** Start Text section **

LurkingHusband am I right in thinking that the original specs for email deliberately excluded the use of extended character sets in addressing
Er quite the reverse. The original spec (RFC822) and it's successor both allowed this specification:
quote
3.2.4. Atom
Several productions in structured header field bodies are simply
strings of certain basic characters. Such productions are called
atoms.
Some of the structured header field bodies also allow the period
character (".", ASCII value 46) within runs of atext. An additional
"dot-atom" token is defined for those purposes.
atext = ALPHA / DIGIT / ; Any character except controls,
"!" / "#" / ; SP, and specials.
"$" / "%" / ; Used for atoms
"&" / "'" /
"*" / "+" /
"-" / "/" /
"=" / "?" /
"^" / "_" /
"`" / "{" /
"|" / "}" /
"~"
atom = [CFWS] 1*atext [CFWS]
dot-atom = [CFWS] dot-atom-text [CFWS]
dot-atom-text = 1atext ("." 1*atext)
Both atom and dot-atom are interpreted as a single unit, comprised of
the string of characters that make it up. Semantically, the optional
comments and FWS surrounding the rest of the characters are not part
of the atom; the atom is only the run of atext characters in an atom,
or the atext and "." characters in a dot-atom.
endquote
But there are some quite crap coders out there who insist on rewriting their own email address validation routines - and getting it wrong.
With the current push for internationalisation it seems likely the updated spec will be expanded to cover non-ASCII characters. So expect a tsunami of really crap coding.
For those that care, I used variants of this as one of my interview questions. If a candidate had said "hang on", googled, and then mentioned RFC822 or 2822, they would have been hired on the spot !
My (real) name is in an RFC from 1987

** End Text section **
** Start Provided data **

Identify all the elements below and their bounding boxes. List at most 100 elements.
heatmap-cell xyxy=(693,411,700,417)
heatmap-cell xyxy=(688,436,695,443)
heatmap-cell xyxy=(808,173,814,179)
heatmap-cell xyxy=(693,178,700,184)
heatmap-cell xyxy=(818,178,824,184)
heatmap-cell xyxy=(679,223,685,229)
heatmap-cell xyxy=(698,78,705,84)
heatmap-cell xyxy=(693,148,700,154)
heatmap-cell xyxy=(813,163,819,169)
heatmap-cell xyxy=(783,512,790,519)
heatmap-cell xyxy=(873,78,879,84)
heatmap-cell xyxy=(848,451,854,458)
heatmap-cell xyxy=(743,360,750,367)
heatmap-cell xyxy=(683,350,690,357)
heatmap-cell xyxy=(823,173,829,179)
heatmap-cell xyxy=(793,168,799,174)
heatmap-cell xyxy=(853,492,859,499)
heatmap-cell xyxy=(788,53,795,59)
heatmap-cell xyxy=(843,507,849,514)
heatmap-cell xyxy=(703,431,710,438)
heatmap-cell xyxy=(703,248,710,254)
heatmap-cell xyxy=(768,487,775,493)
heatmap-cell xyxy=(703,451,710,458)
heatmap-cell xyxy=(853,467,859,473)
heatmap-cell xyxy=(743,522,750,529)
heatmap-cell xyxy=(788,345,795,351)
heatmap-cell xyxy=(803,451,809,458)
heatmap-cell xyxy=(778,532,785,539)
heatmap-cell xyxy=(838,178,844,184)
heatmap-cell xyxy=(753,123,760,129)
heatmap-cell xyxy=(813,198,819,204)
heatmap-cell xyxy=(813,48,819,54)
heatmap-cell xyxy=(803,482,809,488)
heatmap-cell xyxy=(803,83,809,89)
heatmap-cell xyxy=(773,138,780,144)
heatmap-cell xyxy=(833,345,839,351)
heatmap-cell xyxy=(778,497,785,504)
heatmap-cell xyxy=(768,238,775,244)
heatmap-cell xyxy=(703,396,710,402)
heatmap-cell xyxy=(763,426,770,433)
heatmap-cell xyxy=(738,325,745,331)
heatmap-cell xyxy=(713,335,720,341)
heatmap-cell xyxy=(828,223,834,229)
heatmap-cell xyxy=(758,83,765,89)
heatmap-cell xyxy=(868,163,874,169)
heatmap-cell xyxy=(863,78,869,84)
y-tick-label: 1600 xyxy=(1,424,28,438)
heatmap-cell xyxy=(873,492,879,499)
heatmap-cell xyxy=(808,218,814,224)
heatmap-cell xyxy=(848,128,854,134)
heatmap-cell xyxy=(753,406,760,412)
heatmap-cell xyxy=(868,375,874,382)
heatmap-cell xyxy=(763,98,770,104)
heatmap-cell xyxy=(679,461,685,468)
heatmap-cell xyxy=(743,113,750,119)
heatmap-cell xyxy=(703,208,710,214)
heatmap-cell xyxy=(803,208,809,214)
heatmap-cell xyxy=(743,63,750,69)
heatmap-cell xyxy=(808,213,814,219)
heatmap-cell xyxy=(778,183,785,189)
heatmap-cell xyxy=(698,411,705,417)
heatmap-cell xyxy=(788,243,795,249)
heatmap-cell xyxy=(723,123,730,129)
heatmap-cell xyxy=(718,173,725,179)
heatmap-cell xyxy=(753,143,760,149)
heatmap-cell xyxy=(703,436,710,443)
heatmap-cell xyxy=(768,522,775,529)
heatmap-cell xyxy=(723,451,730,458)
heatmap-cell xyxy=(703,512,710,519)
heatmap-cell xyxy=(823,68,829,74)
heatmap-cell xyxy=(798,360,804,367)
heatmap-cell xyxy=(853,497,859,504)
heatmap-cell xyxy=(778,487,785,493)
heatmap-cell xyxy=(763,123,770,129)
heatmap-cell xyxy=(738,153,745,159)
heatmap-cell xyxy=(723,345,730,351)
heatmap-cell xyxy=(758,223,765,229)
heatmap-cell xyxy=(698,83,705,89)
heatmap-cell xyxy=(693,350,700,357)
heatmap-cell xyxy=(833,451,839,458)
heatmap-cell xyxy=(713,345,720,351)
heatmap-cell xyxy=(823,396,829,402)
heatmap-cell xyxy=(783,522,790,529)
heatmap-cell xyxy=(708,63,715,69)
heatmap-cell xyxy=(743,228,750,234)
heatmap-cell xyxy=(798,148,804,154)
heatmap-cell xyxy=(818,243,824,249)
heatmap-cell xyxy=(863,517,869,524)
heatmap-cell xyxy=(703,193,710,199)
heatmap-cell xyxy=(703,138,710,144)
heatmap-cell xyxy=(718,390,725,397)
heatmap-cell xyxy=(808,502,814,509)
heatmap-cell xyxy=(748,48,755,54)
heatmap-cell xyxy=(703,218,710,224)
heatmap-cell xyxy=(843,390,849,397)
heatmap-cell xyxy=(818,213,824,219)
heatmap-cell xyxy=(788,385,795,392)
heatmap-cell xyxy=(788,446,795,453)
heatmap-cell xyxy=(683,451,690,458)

** End Provided data **

- _Problems and tasks_:
(a) In the email addressing post, what ASCII value is given for the period character?
(b) Reproduce the email addressing post from "Both atom and" up to and including "on the spot !".

- _Final answers_:
(a) 46

(b)
Both atom and dot-atom are interpreted as a single unit, comprised of
the string of characters that make it up. Semantically, the optional
comments and FWS surrounding the rest of the characters are not part
of the atom; the atom is only the run of atext characters in an atom,
or the atext and "." characters in a dot-atom.
endquote
But there are some quite crap coders out there who insist on rewriting their own email address validation routines - and getting it wrong.
With the current push for internationalisation it seems likely the updated spec will be expanded to cover non-ASCII characters. So expect a tsunami of really crap coding.
For those that care, I used variants of this as one of my interview questions. If a candidate had said "hang on", googled, and then mentioned RFC822 or 2822, they would have been hired on the spot !